**Job**.
Word for word, copy all the data and drop the pictures.

(Figure record extracts)

------------------------------------

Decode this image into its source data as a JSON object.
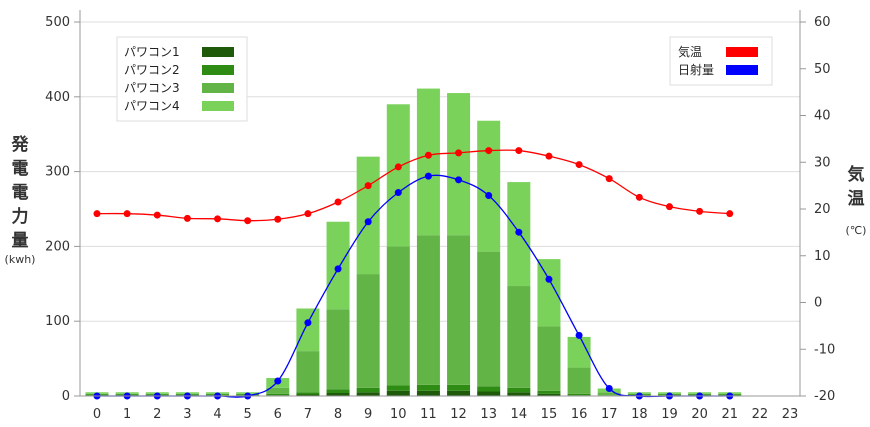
{
  "chart_data": {
    "type": "bar",
    "categories": [
      "0",
      "1",
      "2",
      "3",
      "4",
      "5",
      "6",
      "7",
      "8",
      "9",
      "10",
      "11",
      "12",
      "13",
      "14",
      "15",
      "16",
      "17",
      "18",
      "19",
      "20",
      "21",
      "22",
      "23"
    ],
    "series": [
      {
        "name": "パワコン1",
        "values": [
          1,
          1,
          1,
          1,
          1,
          1,
          1,
          2,
          4,
          5,
          7,
          7,
          7,
          6,
          5,
          3,
          1,
          0,
          1,
          1,
          1,
          1,
          0,
          0
        ]
      },
      {
        "name": "パワコン2",
        "values": [
          1,
          1,
          1,
          1,
          1,
          1,
          2,
          3,
          5,
          6,
          7,
          8,
          8,
          7,
          6,
          4,
          2,
          1,
          1,
          1,
          1,
          1,
          0,
          0
        ]
      },
      {
        "name": "パワコン3",
        "values": [
          1,
          1,
          1,
          1,
          1,
          1,
          8,
          55,
          107,
          152,
          186,
          200,
          200,
          180,
          136,
          86,
          35,
          4,
          1,
          1,
          1,
          1,
          0,
          0
        ]
      },
      {
        "name": "パワコン4",
        "values": [
          2,
          2,
          2,
          2,
          2,
          2,
          13,
          57,
          117,
          157,
          190,
          196,
          190,
          175,
          139,
          90,
          41,
          5,
          2,
          2,
          2,
          2,
          0,
          0
        ]
      },
      {
        "name": "気温",
        "axis": "right",
        "x": [
          0,
          1,
          2,
          3,
          4,
          5,
          6,
          7,
          8,
          9,
          10,
          11,
          12,
          13,
          14,
          15,
          16,
          17,
          18,
          19,
          20,
          21
        ],
        "values": [
          19,
          19,
          18.7,
          18,
          17.9,
          17.5,
          17.8,
          19,
          21.5,
          25,
          29,
          31.5,
          32,
          32.5,
          32.5,
          31.3,
          29.5,
          26.5,
          22.5,
          20.5,
          19.5,
          19
        ]
      },
      {
        "name": "日射量",
        "axis": "left",
        "x": [
          0,
          1,
          2,
          3,
          4,
          5,
          6,
          7,
          8,
          9,
          10,
          11,
          12,
          13,
          14,
          15,
          16,
          17,
          18,
          19,
          20,
          21
        ],
        "values": [
          0,
          0,
          0,
          0,
          0,
          0,
          20,
          98,
          170,
          233,
          272,
          294,
          289,
          268,
          219,
          156,
          81,
          10,
          0,
          0,
          0,
          0
        ]
      }
    ],
    "ylabel": "発電電力量",
    "ylabel_unit": "(kwh)",
    "y2label": "気温",
    "y2label_unit": "(℃)",
    "ylim": [
      0,
      500
    ],
    "yticks": [
      "0",
      "100",
      "200",
      "300",
      "400",
      "500"
    ],
    "y2lim": [
      -20,
      60
    ],
    "y2ticks": [
      "-20",
      "-10",
      "0",
      "10",
      "20",
      "30",
      "40",
      "50",
      "60"
    ],
    "grid": "horizontal",
    "legend_left_placement": "top-left",
    "legend_right_placement": "top-right",
    "colors": {
      "パワコン1": "#1e5a0a",
      "パワコン2": "#2e8c14",
      "パワコン3": "#62b446",
      "パワコン4": "#7ad25a",
      "気温": "#ff0000",
      "日射量": "#0000ff"
    }
  }
}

------------------------------------

**Task solution**.
Decode this image into its source data as a JSON object.
{
  "chart_data": {
    "type": "bar",
    "categories": [
      "0",
      "1",
      "2",
      "3",
      "4",
      "5",
      "6",
      "7",
      "8",
      "9",
      "10",
      "11",
      "12",
      "13",
      "14",
      "15",
      "16",
      "17",
      "18",
      "19",
      "20",
      "21",
      "22",
      "23"
    ],
    "series": [
      {
        "name": "パワコン1",
        "values": [
          1,
          1,
          1,
          1,
          1,
          1,
          1,
          2,
          4,
          5,
          7,
          7,
          7,
          6,
          5,
          3,
          1,
          0,
          1,
          1,
          1,
          1,
          0,
          0
        ]
      },
      {
        "name": "パワコン2",
        "values": [
          1,
          1,
          1,
          1,
          1,
          1,
          2,
          3,
          5,
          6,
          7,
          8,
          8,
          7,
          6,
          4,
          2,
          1,
          1,
          1,
          1,
          1,
          0,
          0
        ]
      },
      {
        "name": "パワコン3",
        "values": [
          1,
          1,
          1,
          1,
          1,
          1,
          8,
          55,
          107,
          152,
          186,
          200,
          200,
          180,
          136,
          86,
          35,
          4,
          1,
          1,
          1,
          1,
          0,
          0
        ]
      },
      {
        "name": "パワコン4",
        "values": [
          2,
          2,
          2,
          2,
          2,
          2,
          13,
          57,
          117,
          157,
          190,
          196,
          190,
          175,
          139,
          90,
          41,
          5,
          2,
          2,
          2,
          2,
          0,
          0
        ]
      },
      {
        "name": "気温",
        "axis": "right",
        "x": [
          0,
          1,
          2,
          3,
          4,
          5,
          6,
          7,
          8,
          9,
          10,
          11,
          12,
          13,
          14,
          15,
          16,
          17,
          18,
          19,
          20,
          21
        ],
        "values": [
          19,
          19,
          18.7,
          18,
          17.9,
          17.5,
          17.8,
          19,
          21.5,
          25,
          29,
          31.5,
          32,
          32.5,
          32.5,
          31.3,
          29.5,
          26.5,
          22.5,
          20.5,
          19.5,
          19
        ]
      },
      {
        "name": "日射量",
        "axis": "left",
        "x": [
          0,
          1,
          2,
          3,
          4,
          5,
          6,
          7,
          8,
          9,
          10,
          11,
          12,
          13,
          14,
          15,
          16,
          17,
          18,
          19,
          20,
          21
        ],
        "values": [
          0,
          0,
          0,
          0,
          0,
          0,
          20,
          98,
          170,
          233,
          272,
          294,
          289,
          268,
          219,
          156,
          81,
          10,
          0,
          0,
          0,
          0
        ]
      }
    ],
    "ylabel": "発電電力量",
    "ylabel_unit": "(kwh)",
    "y2label": "気温",
    "y2label_unit": "(℃)",
    "ylim": [
      0,
      500
    ],
    "yticks": [
      "0",
      "100",
      "200",
      "300",
      "400",
      "500"
    ],
    "y2lim": [
      -20,
      60
    ],
    "y2ticks": [
      "-20",
      "-10",
      "0",
      "10",
      "20",
      "30",
      "40",
      "50",
      "60"
    ],
    "grid": "horizontal",
    "legend_left_placement": "top-left",
    "legend_right_placement": "top-right",
    "colors": {
      "パワコン1": "#1e5a0a",
      "パワコン2": "#2e8c14",
      "パワコン3": "#62b446",
      "パワコン4": "#7ad25a",
      "気温": "#ff0000",
      "日射量": "#0000ff"
    }
  }
}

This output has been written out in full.